Give a verbatim copy of the lines below, minus the pictures.
╭─ RECORD EXCERPTS
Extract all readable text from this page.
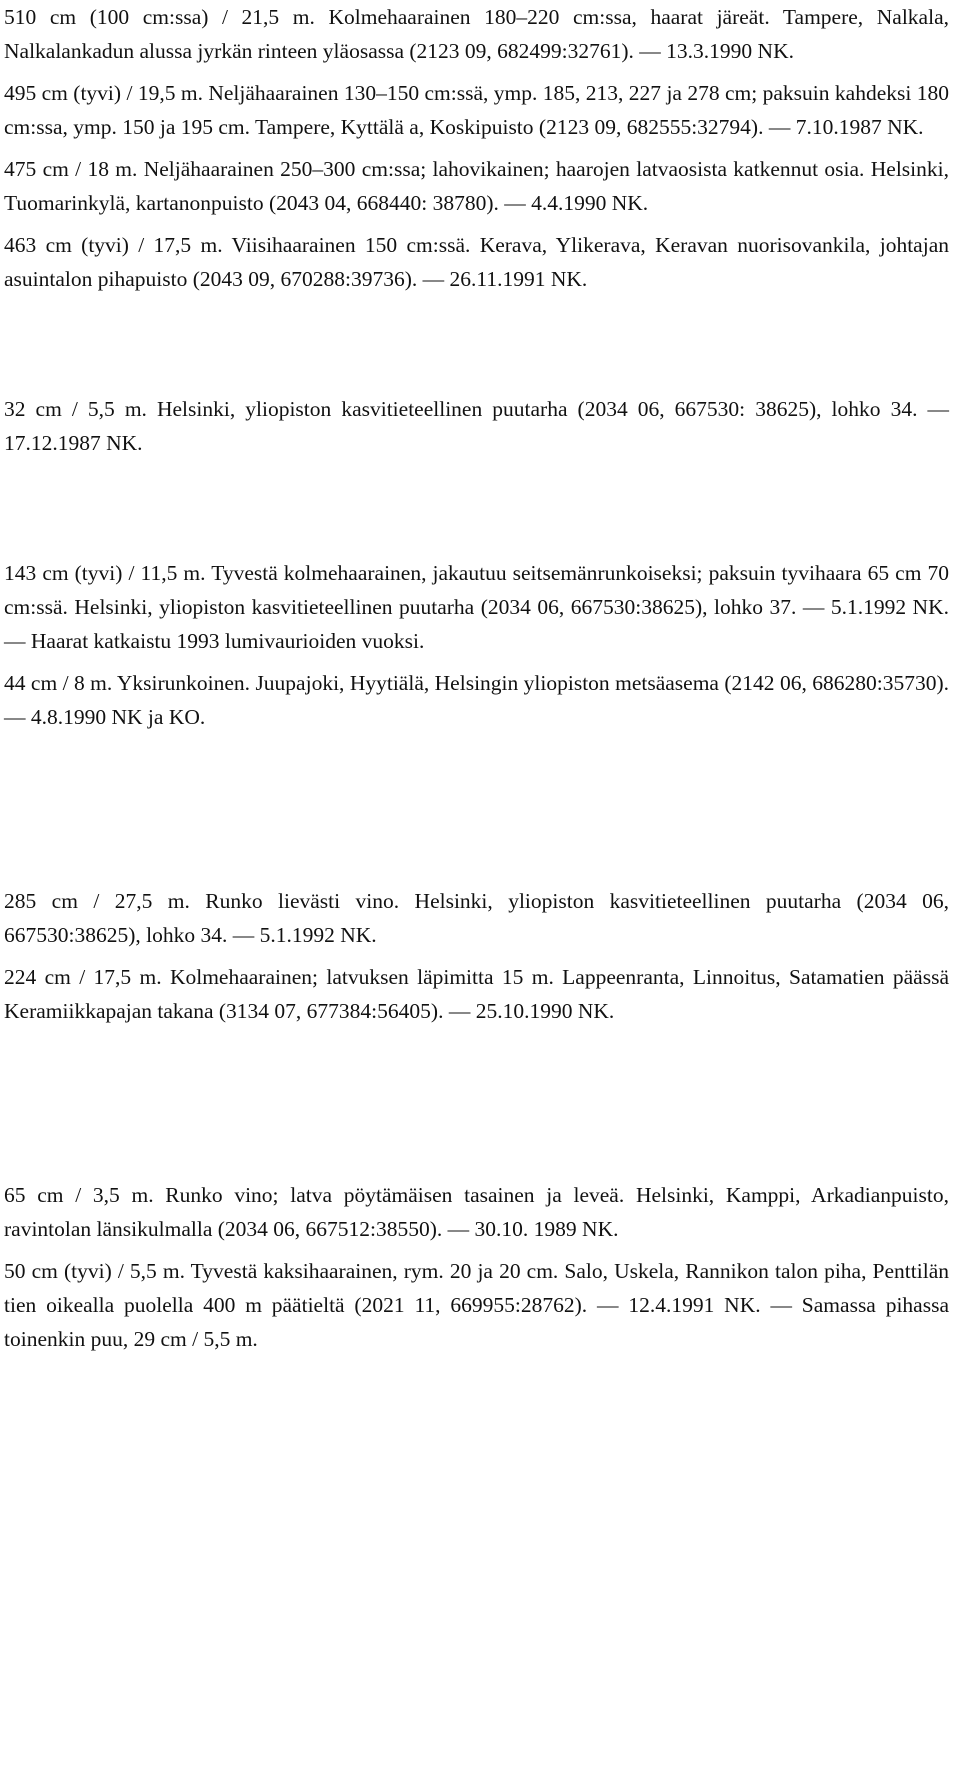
510 cm (100 cm:ssa) / 21,5 m. Kolmehaarainen 180–220 cm:ssa, haarat järeät. Tampere, Nalkala, Nalkalankadun alussa jyrkän rinteen yläosassa (2123 09, 682499:32761). — 13.3.1990 NK.

495 cm (tyvi) / 19,5 m. Neljähaarainen 130–150 cm:ssä, ymp. 185, 213, 227 ja 278 cm; paksuin kahdeksi 180 cm:ssa, ymp. 150 ja 195 cm. Tampere, Kyttälä a, Koskipuisto (2123 09, 682555:32794). — 7.10.1987 NK.

475 cm / 18 m. Neljähaarainen 250–300 cm:ssa; lahovikainen; haarojen latvaosista katkennut osia. Helsinki, Tuomarinkylä, kartanonpuisto (2043 04, 668440: 38780). — 4.4.1990 NK.

463 cm (tyvi) / 17,5 m. Viisihaarainen 150 cm:ssä. Kerava, Ylikerava, Keravan nuorisovankila, johtajan asuintalon pihapuisto (2043 09, 670288:39736). — 26.11.1991 NK.

32 cm / 5,5 m. Helsinki, yliopiston kasvitieteellinen puutarha (2034 06, 667530: 38625), lohko 34. — 17.12.1987 NK.

143 cm (tyvi) / 11,5 m. Tyvestä kolmehaarainen, jakautuu seitsemänrunkoiseksi; paksuin tyvihaara 65 cm 70 cm:ssä. Helsinki, yliopiston kasvitieteellinen puutarha (2034 06, 667530:38625), lohko 37. — 5.1.1992 NK. — Haarat katkaistu 1993 lumivaurioiden vuoksi.

44 cm / 8 m. Yksirunkoinen. Juupajoki, Hyytiälä, Helsingin yliopiston metsäasema (2142 06, 686280:35730). — 4.8.1990 NK ja KO.

285 cm / 27,5 m. Runko lievästi vino. Helsinki, yliopiston kasvitieteellinen puutarha (2034 06, 667530:38625), lohko 34. — 5.1.1992 NK.

224 cm / 17,5 m. Kolmehaarainen; latvuksen läpimitta 15 m. Lappeenranta, Linnoitus, Satamatien päässä Keramiikkapajan takana (3134 07, 677384:56405). — 25.10.1990 NK.

65 cm / 3,5 m. Runko vino; latva pöytämäisen tasainen ja leveä. Helsinki, Kamppi, Arkadianpuisto, ravintolan länsikulmalla (2034 06, 667512:38550). — 30.10. 1989 NK.

50 cm (tyvi) / 5,5 m. Tyvestä kaksihaarainen, rym. 20 ja 20 cm. Salo, Uskela, Rannikon talon piha, Penttilän tien oikealla puolella 400 m päätieltä (2021 11, 669955:28762). — 12.4.1991 NK. — Samassa pihassa toinenkin puu, 29 cm / 5,5 m.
╰─
RESULT OF THIS EXERCISE:
Extract all readable text from this page.
510 cm (100 cm:ssa) / 21,5 m. Kolmehaarainen 180–220 cm:ssa, haarat järeät. Tampere, Nalkala, Nalkalankadun alussa jyrkän rinteen yläosassa (2123 09, 682499:32761). — 13.3.1990 NK.

495 cm (tyvi) / 19,5 m. Neljähaarainen 130–150 cm:ssä, ymp. 185, 213, 227 ja 278 cm; paksuin kahdeksi 180 cm:ssa, ymp. 150 ja 195 cm. Tampere, Kyttälä a, Koskipuisto (2123 09, 682555:32794). — 7.10.1987 NK.

475 cm / 18 m. Neljähaarainen 250–300 cm:ssa; lahovikainen; haarojen latvaosista katkennut osia. Helsinki, Tuomarinkylä, kartanonpuisto (2043 04, 668440: 38780). — 4.4.1990 NK.

463 cm (tyvi) / 17,5 m. Viisihaarainen 150 cm:ssä. Kerava, Ylikerava, Keravan nuorisovankila, johtajan asuintalon pihapuisto (2043 09, 670288:39736). — 26.11.1991 NK.

32 cm / 5,5 m. Helsinki, yliopiston kasvitieteellinen puutarha (2034 06, 667530: 38625), lohko 34. — 17.12.1987 NK.

143 cm (tyvi) / 11,5 m. Tyvestä kolmehaarainen, jakautuu seitsemänrunkoiseksi; paksuin tyvihaara 65 cm 70 cm:ssä. Helsinki, yliopiston kasvitieteellinen puutarha (2034 06, 667530:38625), lohko 37. — 5.1.1992 NK. — Haarat katkaistu 1993 lumivaurioiden vuoksi.

44 cm / 8 m. Yksirunkoinen. Juupajoki, Hyytiälä, Helsingin yliopiston metsäasema (2142 06, 686280:35730). — 4.8.1990 NK ja KO.

285 cm / 27,5 m. Runko lievästi vino. Helsinki, yliopiston kasvitieteellinen puutarha (2034 06, 667530:38625), lohko 34. — 5.1.1992 NK.

224 cm / 17,5 m. Kolmehaarainen; latvuksen läpimitta 15 m. Lappeenranta, Linnoitus, Satamatien päässä Keramiikkapajan takana (3134 07, 677384:56405). — 25.10.1990 NK.

65 cm / 3,5 m. Runko vino; latva pöytämäisen tasainen ja leveä. Helsinki, Kamppi, Arkadianpuisto, ravintolan länsikulmalla (2034 06, 667512:38550). — 30.10. 1989 NK.

50 cm (tyvi) / 5,5 m. Tyvestä kaksihaarainen, rym. 20 ja 20 cm. Salo, Uskela, Rannikon talon piha, Penttilän tien oikealla puolella 400 m päätieltä (2021 11, 669955:28762). — 12.4.1991 NK. — Samassa pihassa toinenkin puu, 29 cm / 5,5 m.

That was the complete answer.